● Job
Can you print every record below exactly as written?

Chart and figure data:
▶

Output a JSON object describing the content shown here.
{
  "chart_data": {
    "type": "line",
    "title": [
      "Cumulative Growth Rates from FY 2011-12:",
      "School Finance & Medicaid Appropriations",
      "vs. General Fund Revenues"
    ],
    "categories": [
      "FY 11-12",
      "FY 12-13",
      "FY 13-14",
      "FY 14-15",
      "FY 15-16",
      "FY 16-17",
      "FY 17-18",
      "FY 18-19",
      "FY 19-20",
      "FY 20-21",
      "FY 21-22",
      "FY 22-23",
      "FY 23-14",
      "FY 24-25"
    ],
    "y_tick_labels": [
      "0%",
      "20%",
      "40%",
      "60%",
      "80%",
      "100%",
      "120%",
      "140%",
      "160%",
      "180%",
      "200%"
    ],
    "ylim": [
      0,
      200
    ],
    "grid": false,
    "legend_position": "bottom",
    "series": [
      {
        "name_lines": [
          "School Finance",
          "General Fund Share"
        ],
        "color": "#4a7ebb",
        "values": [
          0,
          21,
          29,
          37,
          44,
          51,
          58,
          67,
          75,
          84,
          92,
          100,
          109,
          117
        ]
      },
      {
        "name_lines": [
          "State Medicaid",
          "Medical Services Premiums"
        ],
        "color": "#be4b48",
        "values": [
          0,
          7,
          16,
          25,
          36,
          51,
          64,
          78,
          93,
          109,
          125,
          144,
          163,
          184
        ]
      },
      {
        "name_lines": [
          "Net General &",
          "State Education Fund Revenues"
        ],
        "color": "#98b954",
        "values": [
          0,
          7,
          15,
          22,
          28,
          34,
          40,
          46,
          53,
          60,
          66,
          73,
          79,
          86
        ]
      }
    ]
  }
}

◀

● Correct response
Output a JSON object describing the content shown here.
{
  "chart_data": {
    "type": "line",
    "title": [
      "Cumulative Growth Rates from FY 2011-12:",
      "School Finance & Medicaid Appropriations",
      "vs. General Fund Revenues"
    ],
    "categories": [
      "FY 11-12",
      "FY 12-13",
      "FY 13-14",
      "FY 14-15",
      "FY 15-16",
      "FY 16-17",
      "FY 17-18",
      "FY 18-19",
      "FY 19-20",
      "FY 20-21",
      "FY 21-22",
      "FY 22-23",
      "FY 23-14",
      "FY 24-25"
    ],
    "y_tick_labels": [
      "0%",
      "20%",
      "40%",
      "60%",
      "80%",
      "100%",
      "120%",
      "140%",
      "160%",
      "180%",
      "200%"
    ],
    "ylim": [
      0,
      200
    ],
    "grid": false,
    "legend_position": "bottom",
    "series": [
      {
        "name_lines": [
          "School Finance",
          "General Fund Share"
        ],
        "color": "#4a7ebb",
        "values": [
          0,
          21,
          29,
          37,
          44,
          51,
          58,
          67,
          75,
          84,
          92,
          100,
          109,
          117
        ]
      },
      {
        "name_lines": [
          "State Medicaid",
          "Medical Services Premiums"
        ],
        "color": "#be4b48",
        "values": [
          0,
          7,
          16,
          25,
          36,
          51,
          64,
          78,
          93,
          109,
          125,
          144,
          163,
          184
        ]
      },
      {
        "name_lines": [
          "Net General &",
          "State Education Fund Revenues"
        ],
        "color": "#98b954",
        "values": [
          0,
          7,
          15,
          22,
          28,
          34,
          40,
          46,
          53,
          60,
          66,
          73,
          79,
          86
        ]
      }
    ]
  }
}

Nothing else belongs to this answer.